**DIRECTIONS FOR THIS TASK**
Give only the number of lines in these records that contain the word "dele".

**DATA ENTRIES**
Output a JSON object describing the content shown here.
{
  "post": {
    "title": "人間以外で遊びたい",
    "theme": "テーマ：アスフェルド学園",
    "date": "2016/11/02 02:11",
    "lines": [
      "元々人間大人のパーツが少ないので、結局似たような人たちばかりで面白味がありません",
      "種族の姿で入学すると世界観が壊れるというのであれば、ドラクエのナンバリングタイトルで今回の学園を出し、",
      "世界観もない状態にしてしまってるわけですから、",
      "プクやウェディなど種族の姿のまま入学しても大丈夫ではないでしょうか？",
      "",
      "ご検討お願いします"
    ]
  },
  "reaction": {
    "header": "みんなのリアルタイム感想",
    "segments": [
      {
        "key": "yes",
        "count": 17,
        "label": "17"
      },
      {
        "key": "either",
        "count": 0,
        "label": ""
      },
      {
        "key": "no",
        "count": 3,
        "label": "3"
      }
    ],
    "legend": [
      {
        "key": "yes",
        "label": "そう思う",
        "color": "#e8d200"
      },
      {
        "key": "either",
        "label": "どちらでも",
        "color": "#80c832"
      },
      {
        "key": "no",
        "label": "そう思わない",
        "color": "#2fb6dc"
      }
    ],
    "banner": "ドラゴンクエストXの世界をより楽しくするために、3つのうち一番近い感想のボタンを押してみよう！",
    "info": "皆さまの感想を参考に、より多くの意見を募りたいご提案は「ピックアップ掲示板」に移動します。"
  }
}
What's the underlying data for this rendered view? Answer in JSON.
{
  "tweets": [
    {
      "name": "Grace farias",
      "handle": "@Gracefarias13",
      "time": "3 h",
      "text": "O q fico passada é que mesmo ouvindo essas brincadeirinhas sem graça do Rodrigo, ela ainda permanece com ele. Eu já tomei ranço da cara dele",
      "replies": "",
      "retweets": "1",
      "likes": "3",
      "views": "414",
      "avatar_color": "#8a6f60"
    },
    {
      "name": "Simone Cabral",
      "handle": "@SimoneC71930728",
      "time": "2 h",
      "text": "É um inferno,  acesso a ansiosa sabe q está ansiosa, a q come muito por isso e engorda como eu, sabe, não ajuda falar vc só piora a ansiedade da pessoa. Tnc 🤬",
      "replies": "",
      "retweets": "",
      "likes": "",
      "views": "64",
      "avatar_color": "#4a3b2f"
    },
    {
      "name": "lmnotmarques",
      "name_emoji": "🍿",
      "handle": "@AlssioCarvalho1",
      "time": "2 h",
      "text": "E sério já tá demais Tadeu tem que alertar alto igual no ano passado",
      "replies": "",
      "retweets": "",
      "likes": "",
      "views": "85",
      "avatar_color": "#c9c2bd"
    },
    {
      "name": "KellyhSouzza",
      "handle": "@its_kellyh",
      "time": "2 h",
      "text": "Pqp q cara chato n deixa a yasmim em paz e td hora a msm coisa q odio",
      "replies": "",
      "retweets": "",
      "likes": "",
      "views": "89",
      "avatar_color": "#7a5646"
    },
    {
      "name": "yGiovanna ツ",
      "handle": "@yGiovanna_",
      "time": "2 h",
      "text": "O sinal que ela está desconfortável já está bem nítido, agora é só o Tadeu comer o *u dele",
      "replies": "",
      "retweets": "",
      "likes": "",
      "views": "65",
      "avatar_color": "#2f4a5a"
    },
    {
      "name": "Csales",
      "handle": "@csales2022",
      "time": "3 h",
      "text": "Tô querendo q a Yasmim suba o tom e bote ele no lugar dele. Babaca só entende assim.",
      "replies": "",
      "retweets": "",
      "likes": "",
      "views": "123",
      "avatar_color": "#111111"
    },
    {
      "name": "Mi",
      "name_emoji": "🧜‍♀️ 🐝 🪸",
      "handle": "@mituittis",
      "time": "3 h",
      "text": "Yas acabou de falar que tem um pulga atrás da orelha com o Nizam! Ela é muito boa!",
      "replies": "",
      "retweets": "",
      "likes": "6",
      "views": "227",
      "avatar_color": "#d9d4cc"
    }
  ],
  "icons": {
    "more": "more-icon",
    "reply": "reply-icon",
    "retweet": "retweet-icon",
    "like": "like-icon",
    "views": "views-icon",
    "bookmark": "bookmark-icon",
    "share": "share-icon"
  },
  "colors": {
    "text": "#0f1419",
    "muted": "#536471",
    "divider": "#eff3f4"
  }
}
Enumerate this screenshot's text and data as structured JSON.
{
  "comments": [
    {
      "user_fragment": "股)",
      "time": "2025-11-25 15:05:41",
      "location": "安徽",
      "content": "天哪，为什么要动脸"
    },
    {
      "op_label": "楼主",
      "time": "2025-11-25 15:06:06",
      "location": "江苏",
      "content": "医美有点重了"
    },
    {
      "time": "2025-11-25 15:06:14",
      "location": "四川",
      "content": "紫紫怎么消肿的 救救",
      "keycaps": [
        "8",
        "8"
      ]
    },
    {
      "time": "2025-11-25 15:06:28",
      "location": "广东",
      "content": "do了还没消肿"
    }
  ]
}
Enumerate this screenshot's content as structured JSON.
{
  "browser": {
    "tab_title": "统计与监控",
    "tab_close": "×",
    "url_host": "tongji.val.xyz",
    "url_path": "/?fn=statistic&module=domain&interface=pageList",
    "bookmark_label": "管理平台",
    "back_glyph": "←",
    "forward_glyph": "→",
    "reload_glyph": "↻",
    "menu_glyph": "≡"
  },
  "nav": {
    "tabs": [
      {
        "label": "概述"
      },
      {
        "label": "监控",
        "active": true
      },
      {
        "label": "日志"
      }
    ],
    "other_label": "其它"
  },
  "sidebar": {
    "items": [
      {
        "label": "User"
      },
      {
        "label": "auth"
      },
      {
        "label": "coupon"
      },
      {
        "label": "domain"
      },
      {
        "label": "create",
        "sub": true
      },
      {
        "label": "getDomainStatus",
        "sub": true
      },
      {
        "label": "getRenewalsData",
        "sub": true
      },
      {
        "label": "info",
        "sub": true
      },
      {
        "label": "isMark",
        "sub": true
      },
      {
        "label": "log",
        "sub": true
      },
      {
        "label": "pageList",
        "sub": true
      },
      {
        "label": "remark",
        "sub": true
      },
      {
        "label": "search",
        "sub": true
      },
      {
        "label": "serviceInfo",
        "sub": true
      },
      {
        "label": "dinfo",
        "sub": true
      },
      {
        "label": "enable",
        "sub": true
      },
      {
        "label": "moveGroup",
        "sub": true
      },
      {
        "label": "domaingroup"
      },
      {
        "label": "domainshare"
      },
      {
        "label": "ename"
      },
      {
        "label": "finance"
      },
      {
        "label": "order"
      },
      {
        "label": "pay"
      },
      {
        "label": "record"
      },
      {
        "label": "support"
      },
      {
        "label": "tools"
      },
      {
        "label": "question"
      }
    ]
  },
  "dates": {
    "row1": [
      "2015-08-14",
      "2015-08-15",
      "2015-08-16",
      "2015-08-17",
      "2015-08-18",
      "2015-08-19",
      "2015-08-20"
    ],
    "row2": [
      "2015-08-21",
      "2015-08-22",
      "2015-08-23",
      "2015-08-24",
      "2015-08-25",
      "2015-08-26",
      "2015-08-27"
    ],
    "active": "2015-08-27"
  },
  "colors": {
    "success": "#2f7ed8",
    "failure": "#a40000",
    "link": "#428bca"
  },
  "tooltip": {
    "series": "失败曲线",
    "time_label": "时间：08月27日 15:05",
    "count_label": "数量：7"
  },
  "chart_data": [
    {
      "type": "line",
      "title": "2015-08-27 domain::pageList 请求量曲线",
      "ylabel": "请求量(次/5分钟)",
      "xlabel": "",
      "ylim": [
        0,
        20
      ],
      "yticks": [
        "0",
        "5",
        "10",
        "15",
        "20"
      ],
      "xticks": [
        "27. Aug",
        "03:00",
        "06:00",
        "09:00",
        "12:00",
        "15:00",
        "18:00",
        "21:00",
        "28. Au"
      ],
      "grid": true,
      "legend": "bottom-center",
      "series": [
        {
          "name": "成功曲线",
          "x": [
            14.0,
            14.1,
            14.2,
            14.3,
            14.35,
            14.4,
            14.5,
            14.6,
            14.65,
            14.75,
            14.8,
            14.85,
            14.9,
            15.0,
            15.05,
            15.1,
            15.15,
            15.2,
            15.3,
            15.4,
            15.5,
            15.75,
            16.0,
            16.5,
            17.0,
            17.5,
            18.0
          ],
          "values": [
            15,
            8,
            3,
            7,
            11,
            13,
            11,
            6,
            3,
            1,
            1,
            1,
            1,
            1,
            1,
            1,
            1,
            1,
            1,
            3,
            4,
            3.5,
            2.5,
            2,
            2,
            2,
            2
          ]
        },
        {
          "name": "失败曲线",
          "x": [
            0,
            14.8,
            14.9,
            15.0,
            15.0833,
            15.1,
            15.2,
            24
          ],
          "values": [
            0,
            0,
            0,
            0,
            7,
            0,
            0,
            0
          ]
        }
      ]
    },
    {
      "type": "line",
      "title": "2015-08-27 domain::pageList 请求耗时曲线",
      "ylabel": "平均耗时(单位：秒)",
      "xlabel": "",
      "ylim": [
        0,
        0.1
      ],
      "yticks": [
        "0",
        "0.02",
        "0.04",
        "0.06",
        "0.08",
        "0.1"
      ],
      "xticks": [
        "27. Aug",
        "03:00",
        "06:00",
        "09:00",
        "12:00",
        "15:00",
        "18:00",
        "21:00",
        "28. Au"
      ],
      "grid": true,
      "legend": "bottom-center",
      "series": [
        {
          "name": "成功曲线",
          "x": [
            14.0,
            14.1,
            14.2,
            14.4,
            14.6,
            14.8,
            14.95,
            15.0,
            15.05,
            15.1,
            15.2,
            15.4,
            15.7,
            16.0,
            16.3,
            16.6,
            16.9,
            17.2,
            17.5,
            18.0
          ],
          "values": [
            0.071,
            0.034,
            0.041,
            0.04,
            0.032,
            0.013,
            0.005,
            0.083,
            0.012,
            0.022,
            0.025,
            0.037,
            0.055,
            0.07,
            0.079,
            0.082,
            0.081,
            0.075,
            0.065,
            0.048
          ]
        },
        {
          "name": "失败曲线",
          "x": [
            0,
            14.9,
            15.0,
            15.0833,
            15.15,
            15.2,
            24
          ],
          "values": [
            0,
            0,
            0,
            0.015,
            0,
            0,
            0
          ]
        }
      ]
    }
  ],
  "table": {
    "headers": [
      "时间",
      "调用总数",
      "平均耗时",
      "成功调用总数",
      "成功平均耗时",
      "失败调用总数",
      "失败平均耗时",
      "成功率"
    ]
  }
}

**TASK ANSWER**
3